Required work: Copy each line below that contains "name".

Provided records:
┄┄┄┄┄┄┄┄┄┄

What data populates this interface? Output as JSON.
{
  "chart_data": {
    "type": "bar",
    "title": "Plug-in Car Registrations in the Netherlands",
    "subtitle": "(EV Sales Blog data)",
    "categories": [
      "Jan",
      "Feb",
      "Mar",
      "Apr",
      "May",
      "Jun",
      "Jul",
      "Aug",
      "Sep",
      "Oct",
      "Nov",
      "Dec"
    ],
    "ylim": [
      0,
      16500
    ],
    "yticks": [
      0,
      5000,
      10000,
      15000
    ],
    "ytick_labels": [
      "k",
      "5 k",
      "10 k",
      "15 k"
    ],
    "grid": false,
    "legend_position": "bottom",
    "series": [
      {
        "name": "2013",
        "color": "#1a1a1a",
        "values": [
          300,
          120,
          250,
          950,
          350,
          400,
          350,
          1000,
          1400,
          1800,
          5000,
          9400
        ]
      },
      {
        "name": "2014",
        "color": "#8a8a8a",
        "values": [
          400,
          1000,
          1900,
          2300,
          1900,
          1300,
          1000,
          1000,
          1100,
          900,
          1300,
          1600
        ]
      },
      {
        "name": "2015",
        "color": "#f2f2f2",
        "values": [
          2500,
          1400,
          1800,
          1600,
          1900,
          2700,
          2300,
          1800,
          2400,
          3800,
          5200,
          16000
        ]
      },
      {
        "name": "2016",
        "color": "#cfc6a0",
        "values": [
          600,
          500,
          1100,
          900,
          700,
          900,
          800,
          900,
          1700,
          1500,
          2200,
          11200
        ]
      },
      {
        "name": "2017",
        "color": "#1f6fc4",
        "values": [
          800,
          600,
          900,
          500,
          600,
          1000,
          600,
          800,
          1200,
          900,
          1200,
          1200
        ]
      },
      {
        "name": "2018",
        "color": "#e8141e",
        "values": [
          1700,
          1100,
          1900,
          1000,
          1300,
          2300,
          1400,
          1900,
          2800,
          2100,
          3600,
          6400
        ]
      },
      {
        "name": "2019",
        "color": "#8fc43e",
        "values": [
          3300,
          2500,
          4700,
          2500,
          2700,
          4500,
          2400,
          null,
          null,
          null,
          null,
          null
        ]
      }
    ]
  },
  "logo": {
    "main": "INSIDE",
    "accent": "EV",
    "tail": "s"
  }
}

┄┄┄┄┄┄┄┄┄┄

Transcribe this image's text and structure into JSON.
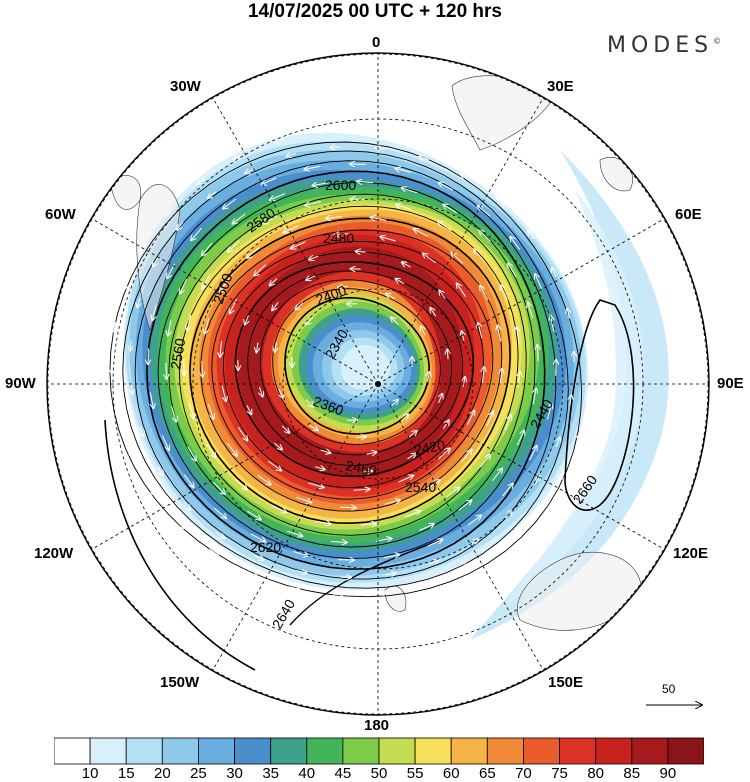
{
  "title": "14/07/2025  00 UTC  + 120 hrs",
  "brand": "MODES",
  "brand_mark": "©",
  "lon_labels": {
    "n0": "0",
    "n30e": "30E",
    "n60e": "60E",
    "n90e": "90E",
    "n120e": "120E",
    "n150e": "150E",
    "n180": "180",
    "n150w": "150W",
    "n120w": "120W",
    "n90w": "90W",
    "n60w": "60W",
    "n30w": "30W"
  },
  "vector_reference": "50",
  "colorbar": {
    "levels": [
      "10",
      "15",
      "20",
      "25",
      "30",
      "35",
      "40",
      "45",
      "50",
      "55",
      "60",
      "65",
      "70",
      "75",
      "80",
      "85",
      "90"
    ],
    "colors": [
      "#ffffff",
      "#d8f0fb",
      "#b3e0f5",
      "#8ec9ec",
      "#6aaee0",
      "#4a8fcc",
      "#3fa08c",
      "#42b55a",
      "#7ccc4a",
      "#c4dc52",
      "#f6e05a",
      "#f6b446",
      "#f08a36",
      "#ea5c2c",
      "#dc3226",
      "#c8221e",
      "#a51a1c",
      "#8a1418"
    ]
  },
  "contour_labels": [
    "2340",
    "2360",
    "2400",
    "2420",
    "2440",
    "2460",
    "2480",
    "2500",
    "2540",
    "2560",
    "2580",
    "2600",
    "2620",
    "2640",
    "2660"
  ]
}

┄┄┄┄┄┄┄┄┄┄

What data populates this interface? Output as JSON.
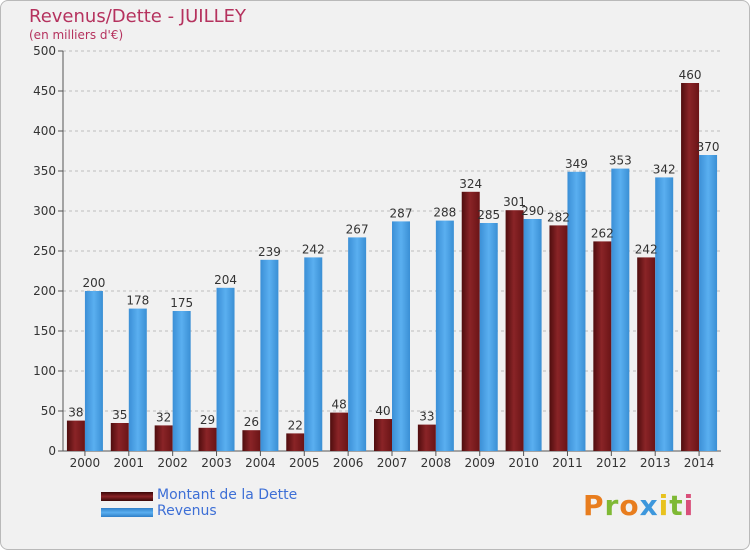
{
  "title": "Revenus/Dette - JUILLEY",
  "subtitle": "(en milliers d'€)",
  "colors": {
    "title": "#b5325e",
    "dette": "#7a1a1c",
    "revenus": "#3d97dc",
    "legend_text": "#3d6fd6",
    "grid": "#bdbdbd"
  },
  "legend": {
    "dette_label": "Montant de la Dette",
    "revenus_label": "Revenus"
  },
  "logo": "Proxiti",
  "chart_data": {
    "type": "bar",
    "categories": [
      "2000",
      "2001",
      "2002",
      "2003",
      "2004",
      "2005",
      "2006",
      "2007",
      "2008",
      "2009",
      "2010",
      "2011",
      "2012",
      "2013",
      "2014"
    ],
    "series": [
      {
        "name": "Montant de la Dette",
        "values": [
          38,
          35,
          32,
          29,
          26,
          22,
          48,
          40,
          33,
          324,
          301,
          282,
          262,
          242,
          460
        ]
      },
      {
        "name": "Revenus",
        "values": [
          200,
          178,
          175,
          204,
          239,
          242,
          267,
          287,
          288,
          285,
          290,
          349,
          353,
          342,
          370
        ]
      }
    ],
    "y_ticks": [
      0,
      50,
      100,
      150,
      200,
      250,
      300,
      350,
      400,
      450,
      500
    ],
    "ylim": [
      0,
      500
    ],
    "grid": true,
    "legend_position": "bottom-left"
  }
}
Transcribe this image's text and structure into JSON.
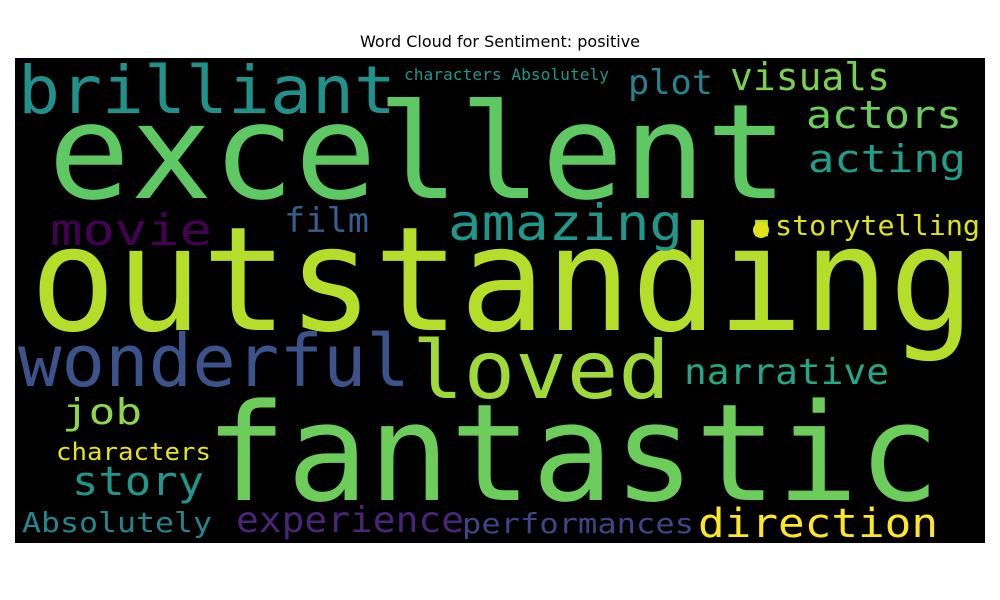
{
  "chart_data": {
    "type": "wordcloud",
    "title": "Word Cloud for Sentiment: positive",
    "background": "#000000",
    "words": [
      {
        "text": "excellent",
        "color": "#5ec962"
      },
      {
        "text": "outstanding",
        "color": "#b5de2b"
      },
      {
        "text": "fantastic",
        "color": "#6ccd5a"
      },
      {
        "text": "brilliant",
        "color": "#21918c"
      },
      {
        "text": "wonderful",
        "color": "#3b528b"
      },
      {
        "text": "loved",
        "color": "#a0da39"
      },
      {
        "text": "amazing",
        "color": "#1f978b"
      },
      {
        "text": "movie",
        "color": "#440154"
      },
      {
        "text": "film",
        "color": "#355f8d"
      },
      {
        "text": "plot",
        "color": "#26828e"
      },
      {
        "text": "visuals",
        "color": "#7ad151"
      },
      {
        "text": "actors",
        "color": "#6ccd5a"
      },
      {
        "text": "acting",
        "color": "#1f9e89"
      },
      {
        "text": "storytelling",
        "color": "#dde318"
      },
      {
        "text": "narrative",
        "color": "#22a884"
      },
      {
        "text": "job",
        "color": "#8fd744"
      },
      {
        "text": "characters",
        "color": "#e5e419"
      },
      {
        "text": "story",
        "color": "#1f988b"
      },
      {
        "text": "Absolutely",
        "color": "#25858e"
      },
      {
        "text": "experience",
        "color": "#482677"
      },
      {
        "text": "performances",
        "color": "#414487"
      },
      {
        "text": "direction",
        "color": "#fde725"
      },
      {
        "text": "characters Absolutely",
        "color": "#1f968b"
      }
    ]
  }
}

┄┄┄┄┄┄┄┄┄┄

Result for this exercise:
        "name": "2013",
        "name": "2014",
        "name": "2015",
        "name": "2016",
        "name": "2017",
        "name": "2018",
        "name": "2019",
        "name": "Montant de la Dette",
        "name": "Revenus",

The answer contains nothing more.